▸ **Supplied entries**
-------------------------

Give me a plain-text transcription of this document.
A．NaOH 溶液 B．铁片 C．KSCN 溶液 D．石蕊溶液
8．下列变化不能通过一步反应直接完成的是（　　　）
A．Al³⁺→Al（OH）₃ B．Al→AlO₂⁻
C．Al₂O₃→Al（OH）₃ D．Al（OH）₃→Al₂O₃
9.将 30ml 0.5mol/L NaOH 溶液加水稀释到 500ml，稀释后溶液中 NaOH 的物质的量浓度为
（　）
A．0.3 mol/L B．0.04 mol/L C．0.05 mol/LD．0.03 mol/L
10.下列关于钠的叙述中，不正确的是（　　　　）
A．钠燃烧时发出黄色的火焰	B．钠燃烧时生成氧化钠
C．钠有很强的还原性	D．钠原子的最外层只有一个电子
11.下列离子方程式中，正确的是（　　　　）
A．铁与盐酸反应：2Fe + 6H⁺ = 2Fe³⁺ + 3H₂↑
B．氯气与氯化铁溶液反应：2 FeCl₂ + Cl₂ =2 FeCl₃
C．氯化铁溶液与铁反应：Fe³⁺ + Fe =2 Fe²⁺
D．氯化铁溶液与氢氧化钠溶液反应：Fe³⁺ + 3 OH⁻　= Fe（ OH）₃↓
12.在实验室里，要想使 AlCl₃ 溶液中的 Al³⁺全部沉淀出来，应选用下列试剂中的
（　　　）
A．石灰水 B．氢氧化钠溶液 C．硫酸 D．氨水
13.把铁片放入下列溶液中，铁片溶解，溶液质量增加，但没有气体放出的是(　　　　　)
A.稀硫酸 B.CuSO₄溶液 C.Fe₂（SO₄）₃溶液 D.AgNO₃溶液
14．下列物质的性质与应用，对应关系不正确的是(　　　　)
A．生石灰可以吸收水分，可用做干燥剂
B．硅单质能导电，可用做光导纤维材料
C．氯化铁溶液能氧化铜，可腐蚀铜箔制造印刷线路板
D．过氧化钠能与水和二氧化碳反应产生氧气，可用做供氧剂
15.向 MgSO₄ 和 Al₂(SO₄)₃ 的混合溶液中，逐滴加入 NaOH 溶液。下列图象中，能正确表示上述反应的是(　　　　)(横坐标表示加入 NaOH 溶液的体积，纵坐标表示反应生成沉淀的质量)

-------------------------

▸ **Directions**
Once more, set down the full listing, verbatim.

▸ **Full response**
Give me a plain-text transcription of this document.
A．NaOH 溶液 B．铁片 C．KSCN 溶液 D．石蕊溶液
8．下列变化不能通过一步反应直接完成的是（　　　）
A．Al³⁺→Al（OH）₃ B．Al→AlO₂⁻
C．Al₂O₃→Al（OH）₃ D．Al（OH）₃→Al₂O₃
9.将 30ml 0.5mol/L NaOH 溶液加水稀释到 500ml，稀释后溶液中 NaOH 的物质的量浓度为
（　）
A．0.3 mol/L B．0.04 mol/L C．0.05 mol/LD．0.03 mol/L
10.下列关于钠的叙述中，不正确的是（　　　　）
A．钠燃烧时发出黄色的火焰	B．钠燃烧时生成氧化钠
C．钠有很强的还原性	D．钠原子的最外层只有一个电子
11.下列离子方程式中，正确的是（　　　　）
A．铁与盐酸反应：2Fe + 6H⁺ = 2Fe³⁺ + 3H₂↑
B．氯气与氯化铁溶液反应：2 FeCl₂ + Cl₂ =2 FeCl₃
C．氯化铁溶液与铁反应：Fe³⁺ + Fe =2 Fe²⁺
D．氯化铁溶液与氢氧化钠溶液反应：Fe³⁺ + 3 OH⁻　= Fe（ OH）₃↓
12.在实验室里，要想使 AlCl₃ 溶液中的 Al³⁺全部沉淀出来，应选用下列试剂中的
（　　　）
A．石灰水 B．氢氧化钠溶液 C．硫酸 D．氨水
13.把铁片放入下列溶液中，铁片溶解，溶液质量增加，但没有气体放出的是(　　　　　)
A.稀硫酸 B.CuSO₄溶液 C.Fe₂（SO₄）₃溶液 D.AgNO₃溶液
14．下列物质的性质与应用，对应关系不正确的是(　　　　)
A．生石灰可以吸收水分，可用做干燥剂
B．硅单质能导电，可用做光导纤维材料
C．氯化铁溶液能氧化铜，可腐蚀铜箔制造印刷线路板
D．过氧化钠能与水和二氧化碳反应产生氧气，可用做供氧剂
15.向 MgSO₄ 和 Al₂(SO₄)₃ 的混合溶液中，逐滴加入 NaOH 溶液。下列图象中，能正确表示上述反应的是(　　　　)(横坐标表示加入 NaOH 溶液的体积，纵坐标表示反应生成沉淀的质量)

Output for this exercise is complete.